Supplied text:
HTTP security headers how to add

Leanna · August 28, 2019, 10:38pm

Comodo recently cleaned some malware for me but said I needed to do this to secure the site:
We found some vulnerability on your domain listed below, these may lead the attacker to enter your domain.

i) Missing HTTP security headers

X-Frame-Options-Protects against Clickjacking attacks Not set
X-XSS-Protection-Mitigates Cross-Site Scripting (XSS) attacks Not set
Strict-Transport-Security-Protects against man-in-the-middle attacks Not set
X-Content-Type-Options-Prevents possible phishing or XSS attacks Not set

How should I add these?

ruenel · August 29, 2019, 1:31am

Hello @Leanna,

Thanks for writing in!

It is best that you install 3rd party plugin so that you can easily manage the HTTP headers.
Perhaps this might help you:

https://wordpress.org/plugins/search/http+header/

Kindly let us know which one works best for you.

Leanna · August 29, 2019, 1:40pm

i installed Http Headers plugin and set the top four security items as directed, but still https://securityheaders.com scores me “F”

Prasant · August 29, 2019, 6:54pm

Hello Leanna,

Thanks for updating the thread.

Please take a look at the solution shared in following thread:

Thanks.

Leanna · August 30, 2019, 5:33am

The plugin recommended was no longer available but I tried another plugin called Security Headers and it worked!

lely · August 30, 2019, 6:01am

Glad this is now sorted out and thank you for updating us.

Cheers!

system · September 9, 2019, 6:01am

This topic was automatically closed 10 days after the last reply. New replies are no longer allowed.

To do:
A) Summarize the forum thread in two sentences.
B) Name each HTTP security header that the forum thread lists as not set.

The data:
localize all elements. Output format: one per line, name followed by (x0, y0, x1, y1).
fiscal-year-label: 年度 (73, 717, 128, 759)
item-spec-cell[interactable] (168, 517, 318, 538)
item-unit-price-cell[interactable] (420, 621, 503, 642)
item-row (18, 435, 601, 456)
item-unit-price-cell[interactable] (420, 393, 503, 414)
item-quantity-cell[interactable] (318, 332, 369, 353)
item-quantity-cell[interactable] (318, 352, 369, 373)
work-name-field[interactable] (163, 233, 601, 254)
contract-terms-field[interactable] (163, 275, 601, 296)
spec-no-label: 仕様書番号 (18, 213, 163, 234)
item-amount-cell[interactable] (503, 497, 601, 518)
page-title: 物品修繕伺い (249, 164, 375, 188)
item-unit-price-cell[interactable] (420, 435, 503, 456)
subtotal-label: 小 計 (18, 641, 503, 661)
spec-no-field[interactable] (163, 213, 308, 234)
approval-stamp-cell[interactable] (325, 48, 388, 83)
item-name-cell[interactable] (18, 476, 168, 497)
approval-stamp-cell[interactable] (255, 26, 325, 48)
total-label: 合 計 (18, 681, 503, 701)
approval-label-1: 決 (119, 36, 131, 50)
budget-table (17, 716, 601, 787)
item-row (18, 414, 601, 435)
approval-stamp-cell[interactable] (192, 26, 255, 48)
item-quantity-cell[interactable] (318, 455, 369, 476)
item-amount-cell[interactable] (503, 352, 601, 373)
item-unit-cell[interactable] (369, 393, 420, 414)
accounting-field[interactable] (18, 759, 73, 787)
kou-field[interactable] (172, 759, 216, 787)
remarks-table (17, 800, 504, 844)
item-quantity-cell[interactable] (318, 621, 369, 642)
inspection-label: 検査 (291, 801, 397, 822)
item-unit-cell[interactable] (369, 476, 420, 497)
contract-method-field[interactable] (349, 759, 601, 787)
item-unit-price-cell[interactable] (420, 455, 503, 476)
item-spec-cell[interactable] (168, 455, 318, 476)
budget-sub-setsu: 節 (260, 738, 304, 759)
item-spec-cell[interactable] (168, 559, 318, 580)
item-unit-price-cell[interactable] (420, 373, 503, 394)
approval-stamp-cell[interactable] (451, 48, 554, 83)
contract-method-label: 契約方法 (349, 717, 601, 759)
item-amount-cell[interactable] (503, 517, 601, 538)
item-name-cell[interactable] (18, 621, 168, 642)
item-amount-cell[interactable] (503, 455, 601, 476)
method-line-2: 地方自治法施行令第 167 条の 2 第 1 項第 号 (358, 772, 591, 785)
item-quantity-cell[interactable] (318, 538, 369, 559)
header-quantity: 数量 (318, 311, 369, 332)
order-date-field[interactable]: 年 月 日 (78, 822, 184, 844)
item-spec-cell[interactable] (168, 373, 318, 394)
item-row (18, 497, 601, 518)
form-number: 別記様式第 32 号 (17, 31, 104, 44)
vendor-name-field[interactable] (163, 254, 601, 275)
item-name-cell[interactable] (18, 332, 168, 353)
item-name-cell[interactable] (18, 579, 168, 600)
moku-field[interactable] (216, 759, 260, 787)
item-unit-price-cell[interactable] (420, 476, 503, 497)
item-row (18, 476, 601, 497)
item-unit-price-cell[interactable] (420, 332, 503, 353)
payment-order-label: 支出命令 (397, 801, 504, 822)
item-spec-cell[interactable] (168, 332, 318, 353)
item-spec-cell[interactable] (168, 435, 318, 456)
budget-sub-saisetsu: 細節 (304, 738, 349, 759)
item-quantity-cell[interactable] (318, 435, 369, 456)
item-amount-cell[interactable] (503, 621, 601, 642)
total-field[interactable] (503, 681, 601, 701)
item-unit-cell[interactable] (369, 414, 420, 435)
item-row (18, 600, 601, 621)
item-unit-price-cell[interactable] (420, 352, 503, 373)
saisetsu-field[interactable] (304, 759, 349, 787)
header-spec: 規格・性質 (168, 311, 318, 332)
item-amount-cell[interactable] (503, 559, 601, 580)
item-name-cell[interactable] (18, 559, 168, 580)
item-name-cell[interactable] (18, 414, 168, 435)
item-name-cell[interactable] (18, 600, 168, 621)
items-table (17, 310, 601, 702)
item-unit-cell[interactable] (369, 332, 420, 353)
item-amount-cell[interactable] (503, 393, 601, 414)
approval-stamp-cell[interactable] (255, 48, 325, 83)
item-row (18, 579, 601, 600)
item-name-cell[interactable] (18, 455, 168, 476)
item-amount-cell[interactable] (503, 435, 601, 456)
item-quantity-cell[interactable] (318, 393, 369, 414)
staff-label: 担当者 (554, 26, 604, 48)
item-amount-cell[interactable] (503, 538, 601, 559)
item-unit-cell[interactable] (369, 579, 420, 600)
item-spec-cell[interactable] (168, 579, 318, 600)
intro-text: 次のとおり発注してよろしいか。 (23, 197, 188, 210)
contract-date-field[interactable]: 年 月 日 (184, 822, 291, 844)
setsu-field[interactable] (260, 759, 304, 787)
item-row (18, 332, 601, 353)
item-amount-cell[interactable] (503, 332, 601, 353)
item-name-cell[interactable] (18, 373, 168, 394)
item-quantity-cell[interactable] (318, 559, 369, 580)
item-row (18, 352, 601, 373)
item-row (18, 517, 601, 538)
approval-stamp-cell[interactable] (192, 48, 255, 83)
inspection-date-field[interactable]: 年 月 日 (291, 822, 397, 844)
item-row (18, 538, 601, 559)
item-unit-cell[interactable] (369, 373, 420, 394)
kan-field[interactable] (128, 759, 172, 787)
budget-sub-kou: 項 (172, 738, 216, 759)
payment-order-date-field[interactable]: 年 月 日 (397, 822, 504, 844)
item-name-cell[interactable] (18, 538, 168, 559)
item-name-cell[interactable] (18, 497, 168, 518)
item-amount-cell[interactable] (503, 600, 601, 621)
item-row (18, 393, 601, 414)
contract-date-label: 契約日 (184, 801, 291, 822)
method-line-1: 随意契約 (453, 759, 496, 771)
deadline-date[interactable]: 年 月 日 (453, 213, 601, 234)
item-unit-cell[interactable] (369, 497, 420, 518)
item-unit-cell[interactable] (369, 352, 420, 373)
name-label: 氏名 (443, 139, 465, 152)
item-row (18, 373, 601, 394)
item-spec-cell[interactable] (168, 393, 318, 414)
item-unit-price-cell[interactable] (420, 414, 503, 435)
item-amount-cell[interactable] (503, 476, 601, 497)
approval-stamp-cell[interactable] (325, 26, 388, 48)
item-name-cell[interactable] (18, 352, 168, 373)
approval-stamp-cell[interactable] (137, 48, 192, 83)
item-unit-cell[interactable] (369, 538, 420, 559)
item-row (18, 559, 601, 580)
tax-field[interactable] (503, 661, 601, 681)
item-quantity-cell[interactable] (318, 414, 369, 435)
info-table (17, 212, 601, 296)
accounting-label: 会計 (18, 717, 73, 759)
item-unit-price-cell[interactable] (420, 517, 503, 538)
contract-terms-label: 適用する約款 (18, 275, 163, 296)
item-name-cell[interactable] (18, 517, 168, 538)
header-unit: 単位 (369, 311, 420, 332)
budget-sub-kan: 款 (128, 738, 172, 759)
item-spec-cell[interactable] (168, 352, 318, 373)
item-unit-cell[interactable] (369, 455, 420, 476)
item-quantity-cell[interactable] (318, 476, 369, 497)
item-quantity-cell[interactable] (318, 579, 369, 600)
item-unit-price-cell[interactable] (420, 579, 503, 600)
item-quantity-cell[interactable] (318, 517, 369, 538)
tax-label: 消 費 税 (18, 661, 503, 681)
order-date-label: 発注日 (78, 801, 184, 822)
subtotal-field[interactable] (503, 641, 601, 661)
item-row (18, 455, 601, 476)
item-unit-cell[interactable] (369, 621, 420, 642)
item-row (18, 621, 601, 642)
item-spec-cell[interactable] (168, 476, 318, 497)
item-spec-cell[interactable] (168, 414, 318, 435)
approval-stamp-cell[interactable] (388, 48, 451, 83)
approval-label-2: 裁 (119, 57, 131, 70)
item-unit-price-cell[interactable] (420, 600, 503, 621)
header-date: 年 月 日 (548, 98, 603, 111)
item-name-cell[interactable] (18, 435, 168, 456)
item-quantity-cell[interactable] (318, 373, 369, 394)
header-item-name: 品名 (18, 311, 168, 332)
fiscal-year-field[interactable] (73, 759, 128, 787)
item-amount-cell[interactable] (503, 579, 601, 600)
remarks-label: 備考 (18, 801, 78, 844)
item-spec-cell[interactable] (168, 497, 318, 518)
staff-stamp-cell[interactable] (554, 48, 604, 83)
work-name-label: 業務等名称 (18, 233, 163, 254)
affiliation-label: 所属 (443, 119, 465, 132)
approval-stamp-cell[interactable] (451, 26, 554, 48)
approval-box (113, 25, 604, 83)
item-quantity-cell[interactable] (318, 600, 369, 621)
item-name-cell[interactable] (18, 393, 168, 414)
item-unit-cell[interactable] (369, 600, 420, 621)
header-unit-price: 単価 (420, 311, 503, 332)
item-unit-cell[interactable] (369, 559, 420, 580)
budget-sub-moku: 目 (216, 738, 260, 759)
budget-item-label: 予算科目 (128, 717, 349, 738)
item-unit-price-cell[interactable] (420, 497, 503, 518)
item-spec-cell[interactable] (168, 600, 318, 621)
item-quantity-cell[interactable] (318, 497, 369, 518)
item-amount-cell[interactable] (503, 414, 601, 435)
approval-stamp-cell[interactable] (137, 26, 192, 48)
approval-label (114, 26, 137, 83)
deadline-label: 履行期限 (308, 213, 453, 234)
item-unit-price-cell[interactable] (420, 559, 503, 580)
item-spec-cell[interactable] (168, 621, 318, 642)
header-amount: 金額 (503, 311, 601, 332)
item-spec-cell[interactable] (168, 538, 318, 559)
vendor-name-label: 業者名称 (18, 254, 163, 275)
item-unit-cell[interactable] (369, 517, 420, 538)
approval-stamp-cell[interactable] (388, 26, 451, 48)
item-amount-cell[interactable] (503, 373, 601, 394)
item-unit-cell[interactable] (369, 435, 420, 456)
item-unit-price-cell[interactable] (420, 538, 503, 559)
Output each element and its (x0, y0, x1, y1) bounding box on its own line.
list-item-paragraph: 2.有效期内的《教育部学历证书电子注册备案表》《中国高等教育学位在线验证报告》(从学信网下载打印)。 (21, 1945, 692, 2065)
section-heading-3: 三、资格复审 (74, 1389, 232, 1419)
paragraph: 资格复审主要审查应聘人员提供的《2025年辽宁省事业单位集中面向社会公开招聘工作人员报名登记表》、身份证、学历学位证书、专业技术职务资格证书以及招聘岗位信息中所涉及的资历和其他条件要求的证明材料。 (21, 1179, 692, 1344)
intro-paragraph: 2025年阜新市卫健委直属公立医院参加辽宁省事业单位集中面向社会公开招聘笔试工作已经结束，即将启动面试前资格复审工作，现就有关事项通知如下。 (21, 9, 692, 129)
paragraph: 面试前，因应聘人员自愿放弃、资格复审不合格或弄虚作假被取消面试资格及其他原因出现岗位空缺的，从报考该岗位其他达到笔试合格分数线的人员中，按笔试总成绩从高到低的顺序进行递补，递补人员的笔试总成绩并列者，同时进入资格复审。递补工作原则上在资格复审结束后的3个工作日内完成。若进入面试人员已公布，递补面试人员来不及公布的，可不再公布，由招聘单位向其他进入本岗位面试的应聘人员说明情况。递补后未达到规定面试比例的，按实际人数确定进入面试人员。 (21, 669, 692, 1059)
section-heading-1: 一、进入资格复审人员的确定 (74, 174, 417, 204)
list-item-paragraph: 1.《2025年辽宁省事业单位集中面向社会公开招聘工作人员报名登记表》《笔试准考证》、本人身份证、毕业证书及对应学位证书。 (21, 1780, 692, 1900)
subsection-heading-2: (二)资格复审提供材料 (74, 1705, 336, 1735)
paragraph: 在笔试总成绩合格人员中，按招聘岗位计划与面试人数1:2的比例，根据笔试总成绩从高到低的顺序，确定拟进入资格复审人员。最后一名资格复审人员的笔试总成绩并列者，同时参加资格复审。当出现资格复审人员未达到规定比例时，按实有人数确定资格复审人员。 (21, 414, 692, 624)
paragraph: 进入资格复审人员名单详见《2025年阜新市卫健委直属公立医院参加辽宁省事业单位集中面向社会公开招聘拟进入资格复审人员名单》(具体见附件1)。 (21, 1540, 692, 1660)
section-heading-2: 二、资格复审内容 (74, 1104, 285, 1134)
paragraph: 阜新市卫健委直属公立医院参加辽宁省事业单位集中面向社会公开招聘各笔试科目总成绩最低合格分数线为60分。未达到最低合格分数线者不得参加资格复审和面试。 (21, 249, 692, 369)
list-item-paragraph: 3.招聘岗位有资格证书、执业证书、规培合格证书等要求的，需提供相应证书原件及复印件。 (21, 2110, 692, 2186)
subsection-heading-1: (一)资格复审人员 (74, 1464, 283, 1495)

Activity answers:
A) After Comodo cleaned malware from her site and reported missing HTTP security headers, Leanna asked how to add them, and a reply advised installing a third-party plugin to manage the headers. The Http Headers plugin still left her with an "F" score on securityheaders.com, but after the plugin recommended next was no longer available, a plugin called Security Headers worked.

B)
X-Frame-Options
X-XSS-Protection
Strict-Transport-Security
X-Content-Type-Options